* **Supplied data**
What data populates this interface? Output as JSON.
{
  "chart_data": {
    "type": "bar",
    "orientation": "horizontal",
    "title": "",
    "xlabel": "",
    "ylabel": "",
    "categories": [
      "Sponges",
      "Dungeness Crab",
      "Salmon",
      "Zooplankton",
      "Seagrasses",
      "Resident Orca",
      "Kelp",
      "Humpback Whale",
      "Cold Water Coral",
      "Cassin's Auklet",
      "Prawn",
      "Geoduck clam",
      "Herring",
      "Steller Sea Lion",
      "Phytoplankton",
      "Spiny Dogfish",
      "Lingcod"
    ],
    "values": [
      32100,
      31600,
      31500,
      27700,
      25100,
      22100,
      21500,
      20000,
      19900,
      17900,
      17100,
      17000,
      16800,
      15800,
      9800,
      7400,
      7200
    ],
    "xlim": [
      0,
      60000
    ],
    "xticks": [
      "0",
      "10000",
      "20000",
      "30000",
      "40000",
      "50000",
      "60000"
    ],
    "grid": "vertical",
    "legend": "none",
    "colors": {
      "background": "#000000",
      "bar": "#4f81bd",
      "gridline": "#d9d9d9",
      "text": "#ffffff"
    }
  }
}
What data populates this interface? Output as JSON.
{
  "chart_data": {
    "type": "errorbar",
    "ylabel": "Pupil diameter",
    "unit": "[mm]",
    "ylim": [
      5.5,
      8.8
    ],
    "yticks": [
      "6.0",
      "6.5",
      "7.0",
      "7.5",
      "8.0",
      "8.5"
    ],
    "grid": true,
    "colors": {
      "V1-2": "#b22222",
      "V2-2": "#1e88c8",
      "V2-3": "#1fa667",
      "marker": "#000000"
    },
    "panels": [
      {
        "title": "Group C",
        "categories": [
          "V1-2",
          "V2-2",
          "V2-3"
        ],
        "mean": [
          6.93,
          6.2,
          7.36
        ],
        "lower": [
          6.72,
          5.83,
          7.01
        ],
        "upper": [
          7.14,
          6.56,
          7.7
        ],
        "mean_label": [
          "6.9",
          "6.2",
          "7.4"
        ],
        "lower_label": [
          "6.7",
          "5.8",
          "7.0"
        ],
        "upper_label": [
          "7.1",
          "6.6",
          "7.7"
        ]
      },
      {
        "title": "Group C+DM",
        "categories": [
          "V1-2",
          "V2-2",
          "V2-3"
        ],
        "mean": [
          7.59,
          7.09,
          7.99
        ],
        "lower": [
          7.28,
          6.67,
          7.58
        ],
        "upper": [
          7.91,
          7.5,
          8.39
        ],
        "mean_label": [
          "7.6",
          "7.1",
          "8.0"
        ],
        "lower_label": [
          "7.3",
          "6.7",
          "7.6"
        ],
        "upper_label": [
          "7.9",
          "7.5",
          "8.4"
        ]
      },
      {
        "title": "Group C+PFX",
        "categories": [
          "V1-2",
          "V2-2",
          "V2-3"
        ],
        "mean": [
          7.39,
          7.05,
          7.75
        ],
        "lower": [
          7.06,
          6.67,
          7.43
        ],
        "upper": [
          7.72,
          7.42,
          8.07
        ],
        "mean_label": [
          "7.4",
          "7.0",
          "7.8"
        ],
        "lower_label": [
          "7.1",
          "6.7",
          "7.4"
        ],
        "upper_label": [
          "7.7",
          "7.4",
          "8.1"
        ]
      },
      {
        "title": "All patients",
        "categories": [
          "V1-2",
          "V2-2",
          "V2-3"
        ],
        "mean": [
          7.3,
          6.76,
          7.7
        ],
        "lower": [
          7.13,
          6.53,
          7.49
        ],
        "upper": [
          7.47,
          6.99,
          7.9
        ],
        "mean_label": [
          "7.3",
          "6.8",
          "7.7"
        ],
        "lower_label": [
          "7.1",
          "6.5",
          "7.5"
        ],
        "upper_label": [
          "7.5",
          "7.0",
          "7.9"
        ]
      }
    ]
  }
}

* **Activity**
Which lines of the listing contain the string "Group"? Copy every one of them.

* **Answer for this exercise**
        "title": "Group C",
        "title": "Group C+DM",
        "title": "Group C+PFX",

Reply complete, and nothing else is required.